(TASK REQUIREMENTS) Write out the listing beneath this instruction in its entirety, exactly as it reads.

(INPUT MATERIAL)
* Begin *
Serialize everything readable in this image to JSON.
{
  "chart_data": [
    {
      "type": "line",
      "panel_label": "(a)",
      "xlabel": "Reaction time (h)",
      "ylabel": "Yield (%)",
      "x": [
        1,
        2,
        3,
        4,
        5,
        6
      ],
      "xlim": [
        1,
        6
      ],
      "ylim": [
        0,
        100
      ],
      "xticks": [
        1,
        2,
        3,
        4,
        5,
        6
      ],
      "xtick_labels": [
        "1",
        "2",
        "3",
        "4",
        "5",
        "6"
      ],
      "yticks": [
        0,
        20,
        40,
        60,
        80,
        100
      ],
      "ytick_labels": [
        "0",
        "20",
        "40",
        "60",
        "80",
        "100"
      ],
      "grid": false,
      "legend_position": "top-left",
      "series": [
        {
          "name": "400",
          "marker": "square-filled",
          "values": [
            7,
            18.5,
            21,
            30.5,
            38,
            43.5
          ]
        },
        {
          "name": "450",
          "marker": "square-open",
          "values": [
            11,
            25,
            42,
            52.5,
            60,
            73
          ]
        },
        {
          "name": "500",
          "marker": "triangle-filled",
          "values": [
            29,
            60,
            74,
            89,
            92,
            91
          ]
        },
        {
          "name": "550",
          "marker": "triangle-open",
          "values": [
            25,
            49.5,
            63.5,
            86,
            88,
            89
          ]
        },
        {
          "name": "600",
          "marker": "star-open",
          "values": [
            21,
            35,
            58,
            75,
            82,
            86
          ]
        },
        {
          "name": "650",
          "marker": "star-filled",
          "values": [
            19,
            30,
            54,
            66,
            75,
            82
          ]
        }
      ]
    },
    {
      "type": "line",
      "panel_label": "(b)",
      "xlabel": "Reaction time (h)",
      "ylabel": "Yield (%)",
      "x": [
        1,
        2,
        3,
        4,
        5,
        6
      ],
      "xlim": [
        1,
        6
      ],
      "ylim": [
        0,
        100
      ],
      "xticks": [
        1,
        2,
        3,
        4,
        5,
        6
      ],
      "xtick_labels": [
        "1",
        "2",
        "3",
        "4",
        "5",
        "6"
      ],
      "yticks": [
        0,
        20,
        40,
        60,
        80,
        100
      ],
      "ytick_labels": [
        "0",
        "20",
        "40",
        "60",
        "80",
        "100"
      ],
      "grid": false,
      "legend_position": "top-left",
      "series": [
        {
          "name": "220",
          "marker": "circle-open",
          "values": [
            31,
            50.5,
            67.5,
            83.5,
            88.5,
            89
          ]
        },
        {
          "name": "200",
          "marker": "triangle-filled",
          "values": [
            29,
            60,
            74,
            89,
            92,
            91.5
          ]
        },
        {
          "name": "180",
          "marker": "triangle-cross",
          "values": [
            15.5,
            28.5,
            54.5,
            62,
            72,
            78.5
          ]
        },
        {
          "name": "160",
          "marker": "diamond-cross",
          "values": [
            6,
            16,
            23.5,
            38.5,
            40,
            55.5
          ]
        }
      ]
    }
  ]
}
* End *
(RESULT OF THE EXERCISE)
Serialize everything readable in this image to JSON.
{
  "chart_data": [
    {
      "type": "line",
      "panel_label": "(a)",
      "xlabel": "Reaction time (h)",
      "ylabel": "Yield (%)",
      "x": [
        1,
        2,
        3,
        4,
        5,
        6
      ],
      "xlim": [
        1,
        6
      ],
      "ylim": [
        0,
        100
      ],
      "xticks": [
        1,
        2,
        3,
        4,
        5,
        6
      ],
      "xtick_labels": [
        "1",
        "2",
        "3",
        "4",
        "5",
        "6"
      ],
      "yticks": [
        0,
        20,
        40,
        60,
        80,
        100
      ],
      "ytick_labels": [
        "0",
        "20",
        "40",
        "60",
        "80",
        "100"
      ],
      "grid": false,
      "legend_position": "top-left",
      "series": [
        {
          "name": "400",
          "marker": "square-filled",
          "values": [
            7,
            18.5,
            21,
            30.5,
            38,
            43.5
          ]
        },
        {
          "name": "450",
          "marker": "square-open",
          "values": [
            11,
            25,
            42,
            52.5,
            60,
            73
          ]
        },
        {
          "name": "500",
          "marker": "triangle-filled",
          "values": [
            29,
            60,
            74,
            89,
            92,
            91
          ]
        },
        {
          "name": "550",
          "marker": "triangle-open",
          "values": [
            25,
            49.5,
            63.5,
            86,
            88,
            89
          ]
        },
        {
          "name": "600",
          "marker": "star-open",
          "values": [
            21,
            35,
            58,
            75,
            82,
            86
          ]
        },
        {
          "name": "650",
          "marker": "star-filled",
          "values": [
            19,
            30,
            54,
            66,
            75,
            82
          ]
        }
      ]
    },
    {
      "type": "line",
      "panel_label": "(b)",
      "xlabel": "Reaction time (h)",
      "ylabel": "Yield (%)",
      "x": [
        1,
        2,
        3,
        4,
        5,
        6
      ],
      "xlim": [
        1,
        6
      ],
      "ylim": [
        0,
        100
      ],
      "xticks": [
        1,
        2,
        3,
        4,
        5,
        6
      ],
      "xtick_labels": [
        "1",
        "2",
        "3",
        "4",
        "5",
        "6"
      ],
      "yticks": [
        0,
        20,
        40,
        60,
        80,
        100
      ],
      "ytick_labels": [
        "0",
        "20",
        "40",
        "60",
        "80",
        "100"
      ],
      "grid": false,
      "legend_position": "top-left",
      "series": [
        {
          "name": "220",
          "marker": "circle-open",
          "values": [
            31,
            50.5,
            67.5,
            83.5,
            88.5,
            89
          ]
        },
        {
          "name": "200",
          "marker": "triangle-filled",
          "values": [
            29,
            60,
            74,
            89,
            92,
            91.5
          ]
        },
        {
          "name": "180",
          "marker": "triangle-cross",
          "values": [
            15.5,
            28.5,
            54.5,
            62,
            72,
            78.5
          ]
        },
        {
          "name": "160",
          "marker": "diamond-cross",
          "values": [
            6,
            16,
            23.5,
            38.5,
            40,
            55.5
          ]
        }
      ]
    }
  ]
}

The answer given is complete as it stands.